Return all lines that include the string "into".

•••••

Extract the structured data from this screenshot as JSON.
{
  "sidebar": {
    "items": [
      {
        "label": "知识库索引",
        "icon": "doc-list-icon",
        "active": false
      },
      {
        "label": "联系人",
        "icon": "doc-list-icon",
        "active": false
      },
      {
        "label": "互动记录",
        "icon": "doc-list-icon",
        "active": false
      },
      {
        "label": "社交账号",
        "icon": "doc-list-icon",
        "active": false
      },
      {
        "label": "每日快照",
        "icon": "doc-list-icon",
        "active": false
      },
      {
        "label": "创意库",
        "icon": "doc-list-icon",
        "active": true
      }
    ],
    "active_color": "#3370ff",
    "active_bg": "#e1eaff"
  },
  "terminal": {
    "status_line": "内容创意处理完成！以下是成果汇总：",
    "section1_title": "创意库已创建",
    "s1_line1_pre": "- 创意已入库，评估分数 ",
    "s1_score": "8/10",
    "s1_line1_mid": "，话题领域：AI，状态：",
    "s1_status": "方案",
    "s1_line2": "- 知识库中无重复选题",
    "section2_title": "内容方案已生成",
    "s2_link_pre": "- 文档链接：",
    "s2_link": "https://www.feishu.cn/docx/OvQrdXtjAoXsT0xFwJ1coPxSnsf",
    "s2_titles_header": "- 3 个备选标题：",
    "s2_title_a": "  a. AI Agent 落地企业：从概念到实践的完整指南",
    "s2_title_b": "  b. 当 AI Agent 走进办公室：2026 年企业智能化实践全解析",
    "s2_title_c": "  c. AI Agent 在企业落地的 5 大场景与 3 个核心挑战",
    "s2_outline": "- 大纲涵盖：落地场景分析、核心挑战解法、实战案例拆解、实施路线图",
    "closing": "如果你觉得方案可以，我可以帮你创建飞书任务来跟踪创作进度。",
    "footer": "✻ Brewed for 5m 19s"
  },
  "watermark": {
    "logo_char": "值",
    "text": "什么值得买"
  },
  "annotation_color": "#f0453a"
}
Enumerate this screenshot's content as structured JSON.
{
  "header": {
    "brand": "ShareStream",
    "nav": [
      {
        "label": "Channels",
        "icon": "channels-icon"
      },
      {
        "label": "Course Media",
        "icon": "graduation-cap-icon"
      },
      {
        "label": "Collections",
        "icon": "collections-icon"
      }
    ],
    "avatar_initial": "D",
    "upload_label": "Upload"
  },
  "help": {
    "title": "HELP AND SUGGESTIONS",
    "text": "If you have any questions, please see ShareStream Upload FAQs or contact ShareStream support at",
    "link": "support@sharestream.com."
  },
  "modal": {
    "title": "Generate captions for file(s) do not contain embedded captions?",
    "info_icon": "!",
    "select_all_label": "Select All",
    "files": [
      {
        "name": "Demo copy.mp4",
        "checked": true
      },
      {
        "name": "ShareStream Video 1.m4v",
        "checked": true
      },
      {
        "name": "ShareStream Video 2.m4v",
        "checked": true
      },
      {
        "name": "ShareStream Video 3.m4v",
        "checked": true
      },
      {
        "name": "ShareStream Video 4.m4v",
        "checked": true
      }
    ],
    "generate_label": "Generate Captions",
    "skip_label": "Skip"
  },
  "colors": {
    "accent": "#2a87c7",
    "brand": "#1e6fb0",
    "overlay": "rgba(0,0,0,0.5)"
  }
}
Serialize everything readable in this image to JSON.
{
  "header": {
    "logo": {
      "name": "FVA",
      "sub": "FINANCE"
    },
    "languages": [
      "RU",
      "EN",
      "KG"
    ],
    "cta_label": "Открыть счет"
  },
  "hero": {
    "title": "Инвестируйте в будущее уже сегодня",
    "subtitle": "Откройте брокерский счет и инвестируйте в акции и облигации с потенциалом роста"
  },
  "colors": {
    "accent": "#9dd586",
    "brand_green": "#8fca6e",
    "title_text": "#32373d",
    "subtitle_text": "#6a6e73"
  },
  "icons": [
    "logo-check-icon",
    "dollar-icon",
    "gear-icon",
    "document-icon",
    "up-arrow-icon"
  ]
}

•••••

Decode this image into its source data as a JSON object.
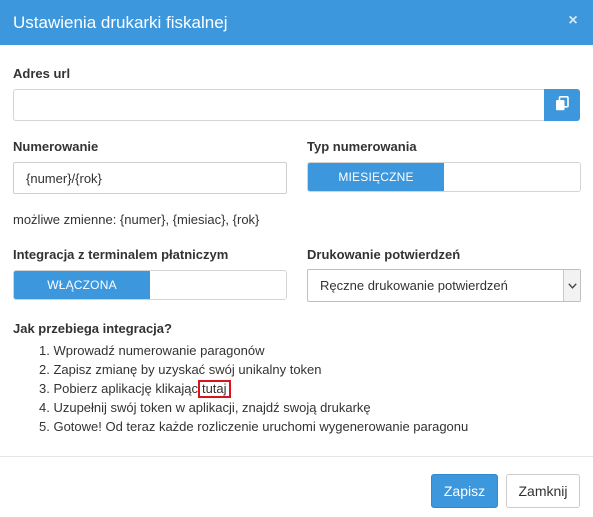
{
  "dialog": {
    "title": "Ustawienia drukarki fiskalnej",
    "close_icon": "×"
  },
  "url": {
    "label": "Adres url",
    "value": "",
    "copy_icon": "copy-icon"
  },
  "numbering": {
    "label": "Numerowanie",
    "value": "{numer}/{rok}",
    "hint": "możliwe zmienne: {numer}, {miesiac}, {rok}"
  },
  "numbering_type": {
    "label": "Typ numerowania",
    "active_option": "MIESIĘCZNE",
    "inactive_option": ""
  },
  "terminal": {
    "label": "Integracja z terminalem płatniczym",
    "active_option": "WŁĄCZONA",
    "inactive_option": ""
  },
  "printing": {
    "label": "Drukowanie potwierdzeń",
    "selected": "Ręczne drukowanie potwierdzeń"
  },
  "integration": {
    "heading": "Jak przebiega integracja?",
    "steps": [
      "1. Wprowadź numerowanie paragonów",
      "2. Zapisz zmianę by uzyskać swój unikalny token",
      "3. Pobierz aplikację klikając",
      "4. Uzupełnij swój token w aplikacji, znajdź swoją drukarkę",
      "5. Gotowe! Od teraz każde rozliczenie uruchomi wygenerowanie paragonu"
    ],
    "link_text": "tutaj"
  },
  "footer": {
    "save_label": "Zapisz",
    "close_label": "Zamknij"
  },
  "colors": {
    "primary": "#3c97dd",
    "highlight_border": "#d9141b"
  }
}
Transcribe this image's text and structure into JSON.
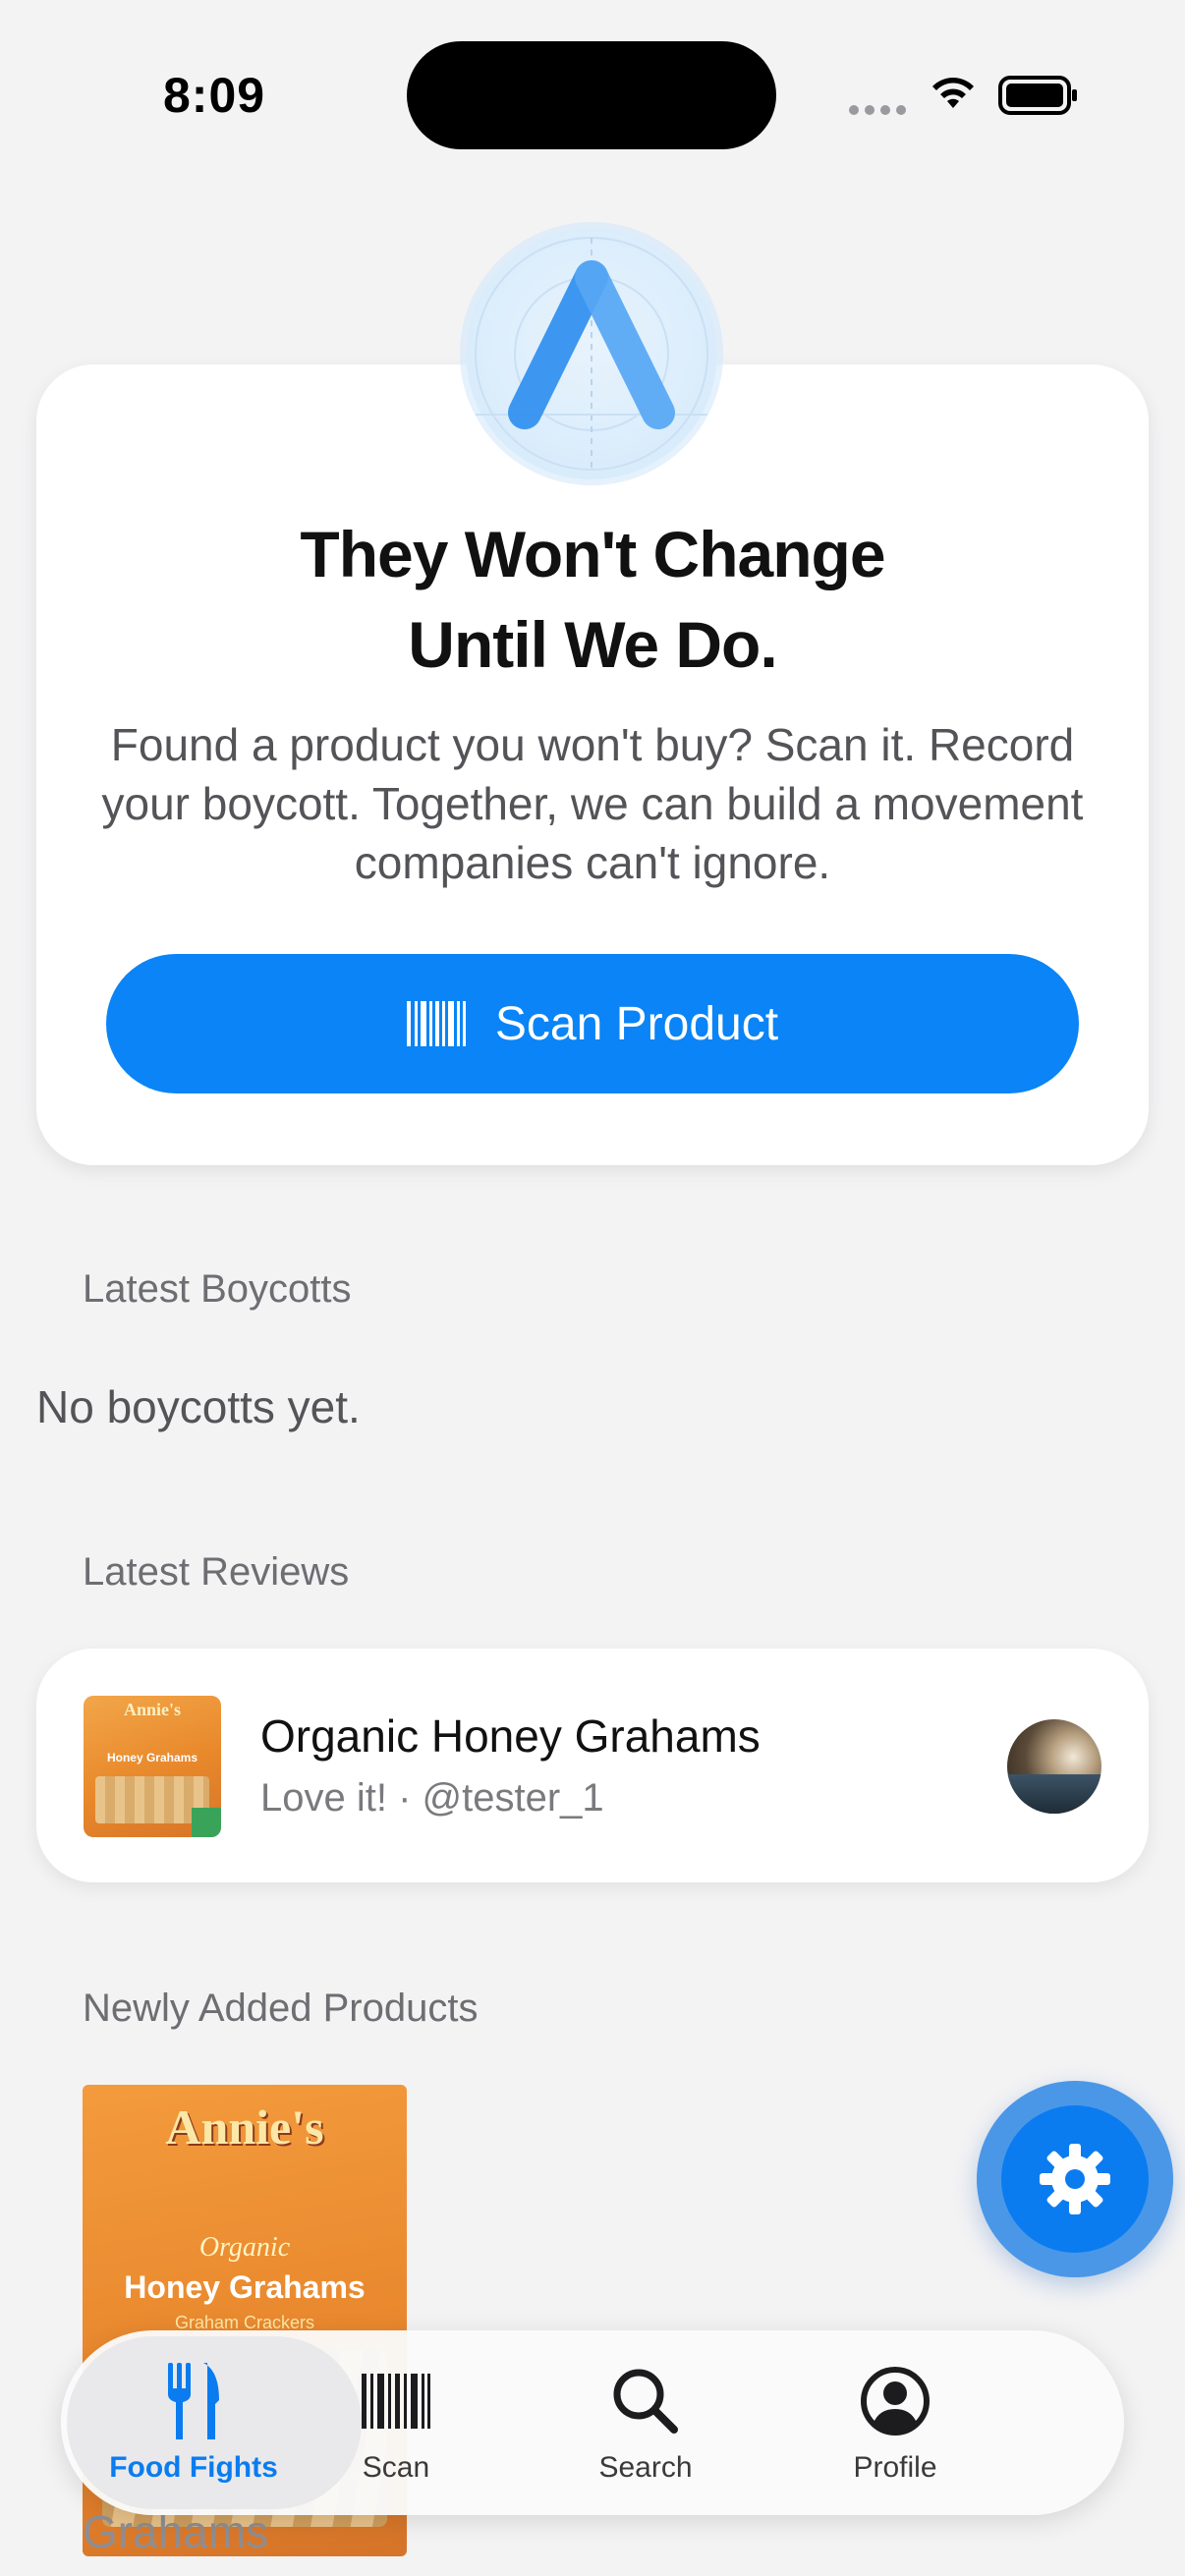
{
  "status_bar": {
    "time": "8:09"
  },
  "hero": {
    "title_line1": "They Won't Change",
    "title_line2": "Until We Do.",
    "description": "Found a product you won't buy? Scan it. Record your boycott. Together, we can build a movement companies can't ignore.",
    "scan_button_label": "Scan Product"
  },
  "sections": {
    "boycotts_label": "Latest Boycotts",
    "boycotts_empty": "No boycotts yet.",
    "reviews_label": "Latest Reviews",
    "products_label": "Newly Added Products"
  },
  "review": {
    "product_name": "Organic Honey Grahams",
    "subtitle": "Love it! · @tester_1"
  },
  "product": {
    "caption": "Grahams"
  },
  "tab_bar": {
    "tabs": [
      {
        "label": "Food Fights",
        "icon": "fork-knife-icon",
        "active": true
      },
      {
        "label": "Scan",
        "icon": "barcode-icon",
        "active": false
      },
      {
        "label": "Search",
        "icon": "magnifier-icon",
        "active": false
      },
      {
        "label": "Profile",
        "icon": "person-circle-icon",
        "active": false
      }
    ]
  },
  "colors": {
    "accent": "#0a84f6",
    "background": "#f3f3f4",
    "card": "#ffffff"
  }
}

•••••

Completed task
Decode this image into its source data as a JSON object.
Transcribe this image's text and structure into JSON.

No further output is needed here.